* [WRITTEN TASK] Search the records for the word "Rate" and report each line that has it.

* [Chart and figure data]
====
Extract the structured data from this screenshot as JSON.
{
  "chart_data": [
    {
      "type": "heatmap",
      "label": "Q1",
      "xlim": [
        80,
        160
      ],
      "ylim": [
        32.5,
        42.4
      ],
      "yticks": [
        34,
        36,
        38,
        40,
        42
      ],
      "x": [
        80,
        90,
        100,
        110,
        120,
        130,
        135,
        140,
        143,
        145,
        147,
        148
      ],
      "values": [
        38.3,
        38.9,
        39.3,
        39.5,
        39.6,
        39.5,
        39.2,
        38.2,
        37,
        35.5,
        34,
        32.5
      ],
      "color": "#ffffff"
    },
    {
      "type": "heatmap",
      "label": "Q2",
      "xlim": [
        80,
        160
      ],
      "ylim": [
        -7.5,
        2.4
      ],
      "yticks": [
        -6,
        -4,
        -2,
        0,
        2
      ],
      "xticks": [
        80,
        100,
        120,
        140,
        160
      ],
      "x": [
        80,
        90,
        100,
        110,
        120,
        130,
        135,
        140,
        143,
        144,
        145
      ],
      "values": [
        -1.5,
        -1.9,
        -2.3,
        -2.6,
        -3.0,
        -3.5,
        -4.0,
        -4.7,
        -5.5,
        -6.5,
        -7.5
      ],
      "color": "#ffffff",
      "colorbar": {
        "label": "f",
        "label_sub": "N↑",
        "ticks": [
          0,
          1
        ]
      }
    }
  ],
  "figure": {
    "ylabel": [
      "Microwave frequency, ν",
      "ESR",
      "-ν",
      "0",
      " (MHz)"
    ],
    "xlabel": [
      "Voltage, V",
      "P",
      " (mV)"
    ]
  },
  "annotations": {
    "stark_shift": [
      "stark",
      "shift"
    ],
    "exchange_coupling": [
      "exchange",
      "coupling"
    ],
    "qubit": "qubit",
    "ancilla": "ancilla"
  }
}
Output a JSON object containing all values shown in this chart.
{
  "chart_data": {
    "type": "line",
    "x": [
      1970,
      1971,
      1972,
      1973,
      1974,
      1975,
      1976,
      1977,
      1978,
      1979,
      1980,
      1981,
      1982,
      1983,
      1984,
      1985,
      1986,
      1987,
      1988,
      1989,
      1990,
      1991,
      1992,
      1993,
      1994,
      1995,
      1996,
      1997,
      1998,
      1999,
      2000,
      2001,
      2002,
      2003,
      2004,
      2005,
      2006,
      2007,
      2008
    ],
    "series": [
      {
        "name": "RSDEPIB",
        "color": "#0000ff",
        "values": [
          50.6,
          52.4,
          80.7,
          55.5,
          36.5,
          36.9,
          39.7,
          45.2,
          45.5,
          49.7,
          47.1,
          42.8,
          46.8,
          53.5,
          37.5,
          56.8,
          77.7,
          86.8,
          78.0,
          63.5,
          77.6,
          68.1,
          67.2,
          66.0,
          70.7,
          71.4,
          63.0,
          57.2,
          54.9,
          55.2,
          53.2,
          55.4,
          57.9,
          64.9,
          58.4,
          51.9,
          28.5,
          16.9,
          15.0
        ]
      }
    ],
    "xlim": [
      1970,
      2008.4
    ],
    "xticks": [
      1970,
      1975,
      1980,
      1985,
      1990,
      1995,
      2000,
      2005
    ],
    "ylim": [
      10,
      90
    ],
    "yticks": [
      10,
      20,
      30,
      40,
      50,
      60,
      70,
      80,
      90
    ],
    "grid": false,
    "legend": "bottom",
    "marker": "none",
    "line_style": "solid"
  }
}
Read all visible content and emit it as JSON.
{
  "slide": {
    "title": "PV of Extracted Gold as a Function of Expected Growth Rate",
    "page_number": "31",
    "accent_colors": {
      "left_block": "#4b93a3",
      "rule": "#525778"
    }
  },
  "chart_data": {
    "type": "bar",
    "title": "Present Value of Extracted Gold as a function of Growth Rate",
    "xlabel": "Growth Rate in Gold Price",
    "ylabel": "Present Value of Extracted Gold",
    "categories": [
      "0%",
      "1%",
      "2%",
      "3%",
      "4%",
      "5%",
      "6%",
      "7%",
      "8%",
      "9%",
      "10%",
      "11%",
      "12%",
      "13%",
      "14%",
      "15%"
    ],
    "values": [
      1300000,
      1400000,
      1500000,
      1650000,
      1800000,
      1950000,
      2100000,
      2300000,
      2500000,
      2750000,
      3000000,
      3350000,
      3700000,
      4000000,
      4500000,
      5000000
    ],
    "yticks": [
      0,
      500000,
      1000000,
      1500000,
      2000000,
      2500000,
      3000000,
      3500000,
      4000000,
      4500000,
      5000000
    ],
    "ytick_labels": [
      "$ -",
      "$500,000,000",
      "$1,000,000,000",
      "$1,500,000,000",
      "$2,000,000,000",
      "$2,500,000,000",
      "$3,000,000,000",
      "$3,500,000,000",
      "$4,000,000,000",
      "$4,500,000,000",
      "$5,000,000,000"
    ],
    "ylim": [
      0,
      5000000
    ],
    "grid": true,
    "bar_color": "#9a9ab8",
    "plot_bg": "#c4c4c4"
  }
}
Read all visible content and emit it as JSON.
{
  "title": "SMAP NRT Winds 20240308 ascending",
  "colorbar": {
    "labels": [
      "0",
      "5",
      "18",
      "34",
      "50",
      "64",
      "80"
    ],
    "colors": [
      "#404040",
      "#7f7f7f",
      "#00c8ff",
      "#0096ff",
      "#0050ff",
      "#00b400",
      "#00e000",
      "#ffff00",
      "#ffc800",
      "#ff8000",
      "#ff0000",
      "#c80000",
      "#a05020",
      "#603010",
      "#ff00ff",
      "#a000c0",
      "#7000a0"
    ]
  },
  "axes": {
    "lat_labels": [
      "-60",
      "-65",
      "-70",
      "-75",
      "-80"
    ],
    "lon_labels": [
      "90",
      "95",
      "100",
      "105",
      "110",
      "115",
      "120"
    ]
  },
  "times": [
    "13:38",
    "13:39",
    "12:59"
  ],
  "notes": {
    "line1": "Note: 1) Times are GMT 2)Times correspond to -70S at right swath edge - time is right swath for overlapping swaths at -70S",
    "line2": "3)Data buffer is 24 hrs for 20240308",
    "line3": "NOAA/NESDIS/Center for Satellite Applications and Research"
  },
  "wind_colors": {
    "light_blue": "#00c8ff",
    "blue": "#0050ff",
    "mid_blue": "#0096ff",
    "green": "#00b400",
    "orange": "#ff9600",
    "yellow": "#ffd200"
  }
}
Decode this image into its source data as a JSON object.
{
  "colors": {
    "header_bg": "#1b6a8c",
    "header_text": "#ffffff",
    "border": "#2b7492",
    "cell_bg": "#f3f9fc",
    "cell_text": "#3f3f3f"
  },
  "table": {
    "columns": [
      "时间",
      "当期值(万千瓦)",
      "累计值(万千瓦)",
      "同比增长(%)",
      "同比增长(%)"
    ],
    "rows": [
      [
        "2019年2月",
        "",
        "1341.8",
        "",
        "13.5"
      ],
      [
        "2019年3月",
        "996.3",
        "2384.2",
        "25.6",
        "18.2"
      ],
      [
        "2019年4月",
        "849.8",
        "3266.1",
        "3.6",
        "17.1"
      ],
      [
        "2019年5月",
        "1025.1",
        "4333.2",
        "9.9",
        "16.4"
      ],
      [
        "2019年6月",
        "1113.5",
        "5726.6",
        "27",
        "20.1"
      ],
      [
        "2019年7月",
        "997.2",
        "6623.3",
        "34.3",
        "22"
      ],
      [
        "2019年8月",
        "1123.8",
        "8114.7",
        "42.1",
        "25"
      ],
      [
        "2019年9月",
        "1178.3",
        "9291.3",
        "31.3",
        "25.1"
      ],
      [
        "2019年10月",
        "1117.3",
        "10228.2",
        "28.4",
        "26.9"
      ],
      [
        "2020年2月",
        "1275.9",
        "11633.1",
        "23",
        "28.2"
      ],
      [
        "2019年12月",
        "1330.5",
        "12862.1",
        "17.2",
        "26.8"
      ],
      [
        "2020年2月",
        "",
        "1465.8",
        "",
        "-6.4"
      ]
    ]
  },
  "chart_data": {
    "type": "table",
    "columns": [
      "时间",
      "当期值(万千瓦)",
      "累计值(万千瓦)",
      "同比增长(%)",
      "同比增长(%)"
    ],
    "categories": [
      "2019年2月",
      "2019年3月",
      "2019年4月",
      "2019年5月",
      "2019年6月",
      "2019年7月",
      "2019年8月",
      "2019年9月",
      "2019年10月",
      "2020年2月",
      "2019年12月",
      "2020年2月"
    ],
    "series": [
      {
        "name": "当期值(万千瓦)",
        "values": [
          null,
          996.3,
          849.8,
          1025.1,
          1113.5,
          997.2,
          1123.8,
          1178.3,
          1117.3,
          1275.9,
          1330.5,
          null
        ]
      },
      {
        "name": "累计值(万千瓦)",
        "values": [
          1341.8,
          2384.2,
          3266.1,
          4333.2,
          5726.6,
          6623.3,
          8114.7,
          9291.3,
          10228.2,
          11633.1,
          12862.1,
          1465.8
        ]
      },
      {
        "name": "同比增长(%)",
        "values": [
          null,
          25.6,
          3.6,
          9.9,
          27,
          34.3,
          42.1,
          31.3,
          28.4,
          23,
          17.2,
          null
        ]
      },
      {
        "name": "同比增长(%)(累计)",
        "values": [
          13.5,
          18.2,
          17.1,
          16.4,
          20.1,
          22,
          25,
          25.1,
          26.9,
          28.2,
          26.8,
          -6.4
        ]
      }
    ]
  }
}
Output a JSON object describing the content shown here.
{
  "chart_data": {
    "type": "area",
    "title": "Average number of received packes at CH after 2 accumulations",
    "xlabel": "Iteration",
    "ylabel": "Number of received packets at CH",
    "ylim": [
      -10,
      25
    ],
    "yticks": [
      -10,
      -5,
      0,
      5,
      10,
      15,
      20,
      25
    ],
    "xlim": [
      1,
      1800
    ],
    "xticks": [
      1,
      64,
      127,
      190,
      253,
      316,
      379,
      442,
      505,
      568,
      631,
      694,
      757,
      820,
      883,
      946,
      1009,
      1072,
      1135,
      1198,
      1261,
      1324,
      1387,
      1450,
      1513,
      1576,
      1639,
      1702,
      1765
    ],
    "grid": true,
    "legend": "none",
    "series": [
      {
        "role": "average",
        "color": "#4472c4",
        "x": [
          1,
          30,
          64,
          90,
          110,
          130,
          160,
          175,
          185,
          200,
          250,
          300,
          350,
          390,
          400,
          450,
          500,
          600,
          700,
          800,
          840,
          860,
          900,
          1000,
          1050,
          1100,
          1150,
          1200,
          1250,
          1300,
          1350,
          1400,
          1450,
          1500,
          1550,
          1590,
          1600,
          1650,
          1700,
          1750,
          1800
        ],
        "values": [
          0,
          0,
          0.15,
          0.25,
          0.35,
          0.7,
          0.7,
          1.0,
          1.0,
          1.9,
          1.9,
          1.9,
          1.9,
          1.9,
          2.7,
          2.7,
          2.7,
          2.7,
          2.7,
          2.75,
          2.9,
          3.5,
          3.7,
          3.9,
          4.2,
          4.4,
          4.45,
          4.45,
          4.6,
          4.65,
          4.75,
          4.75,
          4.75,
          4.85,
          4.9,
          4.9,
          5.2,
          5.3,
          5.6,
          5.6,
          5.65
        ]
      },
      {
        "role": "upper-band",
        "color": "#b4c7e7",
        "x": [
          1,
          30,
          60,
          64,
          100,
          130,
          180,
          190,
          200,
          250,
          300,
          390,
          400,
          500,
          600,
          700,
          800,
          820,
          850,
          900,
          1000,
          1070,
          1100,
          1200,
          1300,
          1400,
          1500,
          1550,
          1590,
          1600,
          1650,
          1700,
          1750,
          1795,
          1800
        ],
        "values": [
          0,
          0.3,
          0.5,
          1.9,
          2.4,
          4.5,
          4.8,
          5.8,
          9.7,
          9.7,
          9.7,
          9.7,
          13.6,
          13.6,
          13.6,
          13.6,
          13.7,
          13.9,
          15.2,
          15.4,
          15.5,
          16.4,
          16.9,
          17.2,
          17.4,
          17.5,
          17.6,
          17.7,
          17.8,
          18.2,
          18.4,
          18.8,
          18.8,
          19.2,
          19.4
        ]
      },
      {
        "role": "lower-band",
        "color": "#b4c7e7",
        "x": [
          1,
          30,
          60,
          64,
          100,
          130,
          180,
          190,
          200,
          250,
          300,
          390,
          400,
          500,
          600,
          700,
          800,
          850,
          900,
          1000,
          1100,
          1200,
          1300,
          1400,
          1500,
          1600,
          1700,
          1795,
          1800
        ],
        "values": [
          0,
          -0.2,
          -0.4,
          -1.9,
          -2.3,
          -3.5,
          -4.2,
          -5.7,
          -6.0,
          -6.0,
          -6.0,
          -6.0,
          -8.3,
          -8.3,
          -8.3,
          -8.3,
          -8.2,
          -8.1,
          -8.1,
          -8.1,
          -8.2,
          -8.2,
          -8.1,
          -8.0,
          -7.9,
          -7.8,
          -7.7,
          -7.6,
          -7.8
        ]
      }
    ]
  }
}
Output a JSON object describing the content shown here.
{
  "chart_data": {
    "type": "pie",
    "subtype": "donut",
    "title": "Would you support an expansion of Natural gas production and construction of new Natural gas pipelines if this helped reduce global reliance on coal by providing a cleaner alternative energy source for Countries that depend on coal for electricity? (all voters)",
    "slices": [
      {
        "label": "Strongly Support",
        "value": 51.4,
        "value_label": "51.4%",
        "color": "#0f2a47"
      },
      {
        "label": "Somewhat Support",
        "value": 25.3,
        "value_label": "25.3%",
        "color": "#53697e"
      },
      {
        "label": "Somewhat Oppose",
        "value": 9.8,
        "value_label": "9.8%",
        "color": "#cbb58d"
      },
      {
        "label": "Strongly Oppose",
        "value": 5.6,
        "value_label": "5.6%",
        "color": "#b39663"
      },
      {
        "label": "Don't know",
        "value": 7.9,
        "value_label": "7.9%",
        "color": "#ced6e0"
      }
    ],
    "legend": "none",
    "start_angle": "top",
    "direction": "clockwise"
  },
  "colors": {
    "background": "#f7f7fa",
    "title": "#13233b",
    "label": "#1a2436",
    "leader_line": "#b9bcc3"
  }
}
====
* [RESPONSE TO THIS TASK]
    "title": "PV of Extracted Gold as a Function of Expected Growth Rate",
    "title": "Present Value of Extracted Gold as a function of Growth Rate",
    "xlabel": "Growth Rate in Gold Price",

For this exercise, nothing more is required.